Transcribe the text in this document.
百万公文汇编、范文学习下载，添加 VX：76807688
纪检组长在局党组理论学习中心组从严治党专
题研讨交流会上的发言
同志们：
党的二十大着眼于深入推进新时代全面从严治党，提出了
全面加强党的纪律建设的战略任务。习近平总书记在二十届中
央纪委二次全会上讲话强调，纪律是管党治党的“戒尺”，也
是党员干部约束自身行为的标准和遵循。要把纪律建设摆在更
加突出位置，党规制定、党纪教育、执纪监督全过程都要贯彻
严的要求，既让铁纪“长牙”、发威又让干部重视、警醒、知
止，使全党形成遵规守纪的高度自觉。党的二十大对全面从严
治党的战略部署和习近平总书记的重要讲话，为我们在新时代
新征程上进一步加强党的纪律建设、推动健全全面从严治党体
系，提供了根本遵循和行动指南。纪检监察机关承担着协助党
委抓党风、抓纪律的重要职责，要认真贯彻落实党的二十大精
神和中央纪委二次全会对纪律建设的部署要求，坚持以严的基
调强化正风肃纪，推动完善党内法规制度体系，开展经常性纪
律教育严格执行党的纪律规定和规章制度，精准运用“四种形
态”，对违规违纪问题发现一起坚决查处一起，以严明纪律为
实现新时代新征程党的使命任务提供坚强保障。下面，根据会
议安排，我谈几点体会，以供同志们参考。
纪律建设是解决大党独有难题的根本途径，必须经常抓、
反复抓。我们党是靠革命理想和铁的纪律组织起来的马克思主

**BRIEF**
Your task is to repeat every line exactly.

**FULL ANSWER**
Transcribe the text in this document.
百万公文汇编、范文学习下载，添加 VX：76807688
纪检组长在局党组理论学习中心组从严治党专
题研讨交流会上的发言
同志们：
党的二十大着眼于深入推进新时代全面从严治党，提出了
全面加强党的纪律建设的战略任务。习近平总书记在二十届中
央纪委二次全会上讲话强调，纪律是管党治党的“戒尺”，也
是党员干部约束自身行为的标准和遵循。要把纪律建设摆在更
加突出位置，党规制定、党纪教育、执纪监督全过程都要贯彻
严的要求，既让铁纪“长牙”、发威又让干部重视、警醒、知
止，使全党形成遵规守纪的高度自觉。党的二十大对全面从严
治党的战略部署和习近平总书记的重要讲话，为我们在新时代
新征程上进一步加强党的纪律建设、推动健全全面从严治党体
系，提供了根本遵循和行动指南。纪检监察机关承担着协助党
委抓党风、抓纪律的重要职责，要认真贯彻落实党的二十大精
神和中央纪委二次全会对纪律建设的部署要求，坚持以严的基
调强化正风肃纪，推动完善党内法规制度体系，开展经常性纪
律教育严格执行党的纪律规定和规章制度，精准运用“四种形
态”，对违规违纪问题发现一起坚决查处一起，以严明纪律为
实现新时代新征程党的使命任务提供坚强保障。下面，根据会
议安排，我谈几点体会，以供同志们参考。
纪律建设是解决大党独有难题的根本途径，必须经常抓、
反复抓。我们党是靠革命理想和铁的纪律组织起来的马克思主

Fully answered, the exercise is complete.